◆ **Set exercise**:
Only the pictures are to be left out; set down the rest of the records exactly.

◆ **Material provided**:
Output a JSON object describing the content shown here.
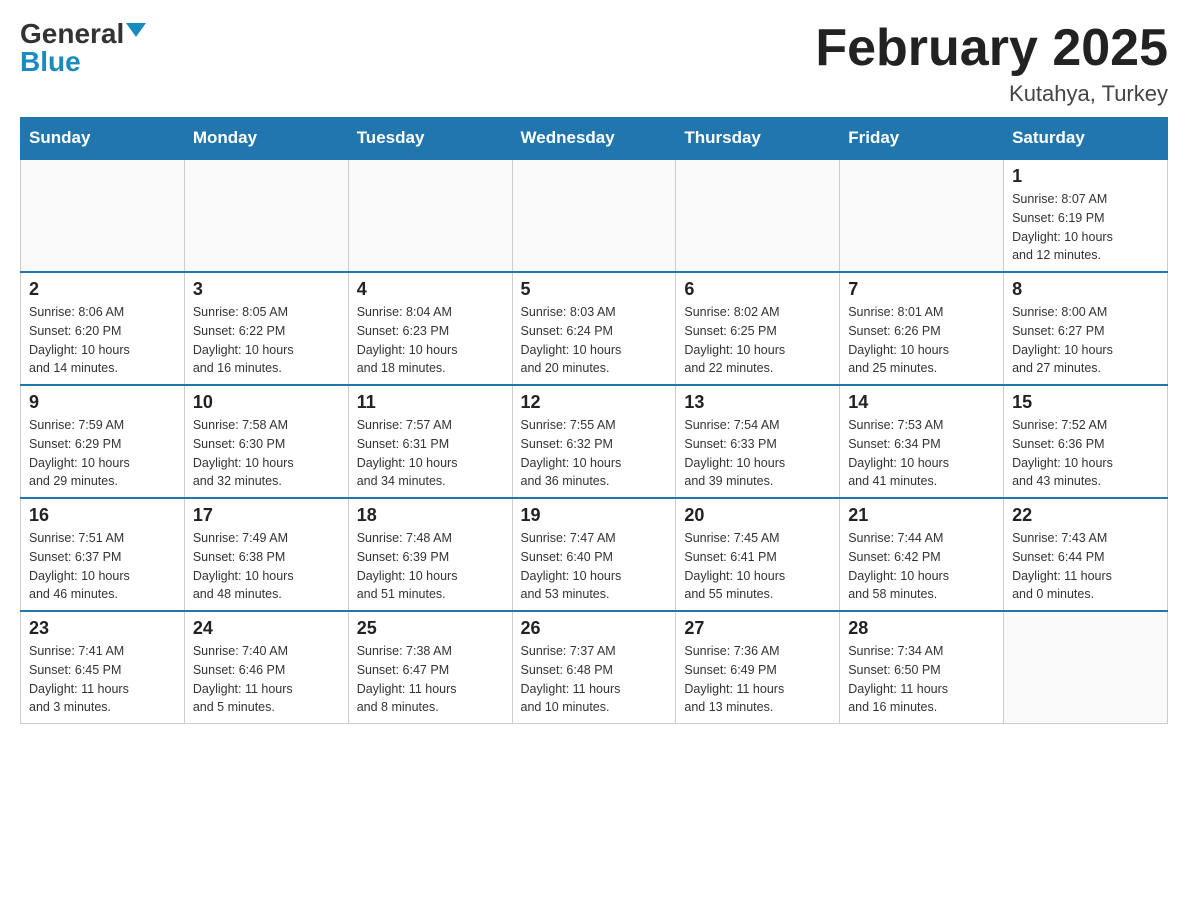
{
  "header": {
    "logo_general": "General",
    "logo_blue": "Blue",
    "month_title": "February 2025",
    "location": "Kutahya, Turkey"
  },
  "days_of_week": [
    "Sunday",
    "Monday",
    "Tuesday",
    "Wednesday",
    "Thursday",
    "Friday",
    "Saturday"
  ],
  "weeks": [
    [
      {
        "day": "",
        "info": ""
      },
      {
        "day": "",
        "info": ""
      },
      {
        "day": "",
        "info": ""
      },
      {
        "day": "",
        "info": ""
      },
      {
        "day": "",
        "info": ""
      },
      {
        "day": "",
        "info": ""
      },
      {
        "day": "1",
        "info": "Sunrise: 8:07 AM\nSunset: 6:19 PM\nDaylight: 10 hours\nand 12 minutes."
      }
    ],
    [
      {
        "day": "2",
        "info": "Sunrise: 8:06 AM\nSunset: 6:20 PM\nDaylight: 10 hours\nand 14 minutes."
      },
      {
        "day": "3",
        "info": "Sunrise: 8:05 AM\nSunset: 6:22 PM\nDaylight: 10 hours\nand 16 minutes."
      },
      {
        "day": "4",
        "info": "Sunrise: 8:04 AM\nSunset: 6:23 PM\nDaylight: 10 hours\nand 18 minutes."
      },
      {
        "day": "5",
        "info": "Sunrise: 8:03 AM\nSunset: 6:24 PM\nDaylight: 10 hours\nand 20 minutes."
      },
      {
        "day": "6",
        "info": "Sunrise: 8:02 AM\nSunset: 6:25 PM\nDaylight: 10 hours\nand 22 minutes."
      },
      {
        "day": "7",
        "info": "Sunrise: 8:01 AM\nSunset: 6:26 PM\nDaylight: 10 hours\nand 25 minutes."
      },
      {
        "day": "8",
        "info": "Sunrise: 8:00 AM\nSunset: 6:27 PM\nDaylight: 10 hours\nand 27 minutes."
      }
    ],
    [
      {
        "day": "9",
        "info": "Sunrise: 7:59 AM\nSunset: 6:29 PM\nDaylight: 10 hours\nand 29 minutes."
      },
      {
        "day": "10",
        "info": "Sunrise: 7:58 AM\nSunset: 6:30 PM\nDaylight: 10 hours\nand 32 minutes."
      },
      {
        "day": "11",
        "info": "Sunrise: 7:57 AM\nSunset: 6:31 PM\nDaylight: 10 hours\nand 34 minutes."
      },
      {
        "day": "12",
        "info": "Sunrise: 7:55 AM\nSunset: 6:32 PM\nDaylight: 10 hours\nand 36 minutes."
      },
      {
        "day": "13",
        "info": "Sunrise: 7:54 AM\nSunset: 6:33 PM\nDaylight: 10 hours\nand 39 minutes."
      },
      {
        "day": "14",
        "info": "Sunrise: 7:53 AM\nSunset: 6:34 PM\nDaylight: 10 hours\nand 41 minutes."
      },
      {
        "day": "15",
        "info": "Sunrise: 7:52 AM\nSunset: 6:36 PM\nDaylight: 10 hours\nand 43 minutes."
      }
    ],
    [
      {
        "day": "16",
        "info": "Sunrise: 7:51 AM\nSunset: 6:37 PM\nDaylight: 10 hours\nand 46 minutes."
      },
      {
        "day": "17",
        "info": "Sunrise: 7:49 AM\nSunset: 6:38 PM\nDaylight: 10 hours\nand 48 minutes."
      },
      {
        "day": "18",
        "info": "Sunrise: 7:48 AM\nSunset: 6:39 PM\nDaylight: 10 hours\nand 51 minutes."
      },
      {
        "day": "19",
        "info": "Sunrise: 7:47 AM\nSunset: 6:40 PM\nDaylight: 10 hours\nand 53 minutes."
      },
      {
        "day": "20",
        "info": "Sunrise: 7:45 AM\nSunset: 6:41 PM\nDaylight: 10 hours\nand 55 minutes."
      },
      {
        "day": "21",
        "info": "Sunrise: 7:44 AM\nSunset: 6:42 PM\nDaylight: 10 hours\nand 58 minutes."
      },
      {
        "day": "22",
        "info": "Sunrise: 7:43 AM\nSunset: 6:44 PM\nDaylight: 11 hours\nand 0 minutes."
      }
    ],
    [
      {
        "day": "23",
        "info": "Sunrise: 7:41 AM\nSunset: 6:45 PM\nDaylight: 11 hours\nand 3 minutes."
      },
      {
        "day": "24",
        "info": "Sunrise: 7:40 AM\nSunset: 6:46 PM\nDaylight: 11 hours\nand 5 minutes."
      },
      {
        "day": "25",
        "info": "Sunrise: 7:38 AM\nSunset: 6:47 PM\nDaylight: 11 hours\nand 8 minutes."
      },
      {
        "day": "26",
        "info": "Sunrise: 7:37 AM\nSunset: 6:48 PM\nDaylight: 11 hours\nand 10 minutes."
      },
      {
        "day": "27",
        "info": "Sunrise: 7:36 AM\nSunset: 6:49 PM\nDaylight: 11 hours\nand 13 minutes."
      },
      {
        "day": "28",
        "info": "Sunrise: 7:34 AM\nSunset: 6:50 PM\nDaylight: 11 hours\nand 16 minutes."
      },
      {
        "day": "",
        "info": ""
      }
    ]
  ]
}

◆ **Full output**:
Output a JSON object describing the content shown here.
{
  "header": {
    "logo_general": "General",
    "logo_blue": "Blue",
    "month_title": "February 2025",
    "location": "Kutahya, Turkey"
  },
  "days_of_week": [
    "Sunday",
    "Monday",
    "Tuesday",
    "Wednesday",
    "Thursday",
    "Friday",
    "Saturday"
  ],
  "weeks": [
    [
      {
        "day": "",
        "info": ""
      },
      {
        "day": "",
        "info": ""
      },
      {
        "day": "",
        "info": ""
      },
      {
        "day": "",
        "info": ""
      },
      {
        "day": "",
        "info": ""
      },
      {
        "day": "",
        "info": ""
      },
      {
        "day": "1",
        "info": "Sunrise: 8:07 AM\nSunset: 6:19 PM\nDaylight: 10 hours\nand 12 minutes."
      }
    ],
    [
      {
        "day": "2",
        "info": "Sunrise: 8:06 AM\nSunset: 6:20 PM\nDaylight: 10 hours\nand 14 minutes."
      },
      {
        "day": "3",
        "info": "Sunrise: 8:05 AM\nSunset: 6:22 PM\nDaylight: 10 hours\nand 16 minutes."
      },
      {
        "day": "4",
        "info": "Sunrise: 8:04 AM\nSunset: 6:23 PM\nDaylight: 10 hours\nand 18 minutes."
      },
      {
        "day": "5",
        "info": "Sunrise: 8:03 AM\nSunset: 6:24 PM\nDaylight: 10 hours\nand 20 minutes."
      },
      {
        "day": "6",
        "info": "Sunrise: 8:02 AM\nSunset: 6:25 PM\nDaylight: 10 hours\nand 22 minutes."
      },
      {
        "day": "7",
        "info": "Sunrise: 8:01 AM\nSunset: 6:26 PM\nDaylight: 10 hours\nand 25 minutes."
      },
      {
        "day": "8",
        "info": "Sunrise: 8:00 AM\nSunset: 6:27 PM\nDaylight: 10 hours\nand 27 minutes."
      }
    ],
    [
      {
        "day": "9",
        "info": "Sunrise: 7:59 AM\nSunset: 6:29 PM\nDaylight: 10 hours\nand 29 minutes."
      },
      {
        "day": "10",
        "info": "Sunrise: 7:58 AM\nSunset: 6:30 PM\nDaylight: 10 hours\nand 32 minutes."
      },
      {
        "day": "11",
        "info": "Sunrise: 7:57 AM\nSunset: 6:31 PM\nDaylight: 10 hours\nand 34 minutes."
      },
      {
        "day": "12",
        "info": "Sunrise: 7:55 AM\nSunset: 6:32 PM\nDaylight: 10 hours\nand 36 minutes."
      },
      {
        "day": "13",
        "info": "Sunrise: 7:54 AM\nSunset: 6:33 PM\nDaylight: 10 hours\nand 39 minutes."
      },
      {
        "day": "14",
        "info": "Sunrise: 7:53 AM\nSunset: 6:34 PM\nDaylight: 10 hours\nand 41 minutes."
      },
      {
        "day": "15",
        "info": "Sunrise: 7:52 AM\nSunset: 6:36 PM\nDaylight: 10 hours\nand 43 minutes."
      }
    ],
    [
      {
        "day": "16",
        "info": "Sunrise: 7:51 AM\nSunset: 6:37 PM\nDaylight: 10 hours\nand 46 minutes."
      },
      {
        "day": "17",
        "info": "Sunrise: 7:49 AM\nSunset: 6:38 PM\nDaylight: 10 hours\nand 48 minutes."
      },
      {
        "day": "18",
        "info": "Sunrise: 7:48 AM\nSunset: 6:39 PM\nDaylight: 10 hours\nand 51 minutes."
      },
      {
        "day": "19",
        "info": "Sunrise: 7:47 AM\nSunset: 6:40 PM\nDaylight: 10 hours\nand 53 minutes."
      },
      {
        "day": "20",
        "info": "Sunrise: 7:45 AM\nSunset: 6:41 PM\nDaylight: 10 hours\nand 55 minutes."
      },
      {
        "day": "21",
        "info": "Sunrise: 7:44 AM\nSunset: 6:42 PM\nDaylight: 10 hours\nand 58 minutes."
      },
      {
        "day": "22",
        "info": "Sunrise: 7:43 AM\nSunset: 6:44 PM\nDaylight: 11 hours\nand 0 minutes."
      }
    ],
    [
      {
        "day": "23",
        "info": "Sunrise: 7:41 AM\nSunset: 6:45 PM\nDaylight: 11 hours\nand 3 minutes."
      },
      {
        "day": "24",
        "info": "Sunrise: 7:40 AM\nSunset: 6:46 PM\nDaylight: 11 hours\nand 5 minutes."
      },
      {
        "day": "25",
        "info": "Sunrise: 7:38 AM\nSunset: 6:47 PM\nDaylight: 11 hours\nand 8 minutes."
      },
      {
        "day": "26",
        "info": "Sunrise: 7:37 AM\nSunset: 6:48 PM\nDaylight: 11 hours\nand 10 minutes."
      },
      {
        "day": "27",
        "info": "Sunrise: 7:36 AM\nSunset: 6:49 PM\nDaylight: 11 hours\nand 13 minutes."
      },
      {
        "day": "28",
        "info": "Sunrise: 7:34 AM\nSunset: 6:50 PM\nDaylight: 11 hours\nand 16 minutes."
      },
      {
        "day": "",
        "info": ""
      }
    ]
  ]
}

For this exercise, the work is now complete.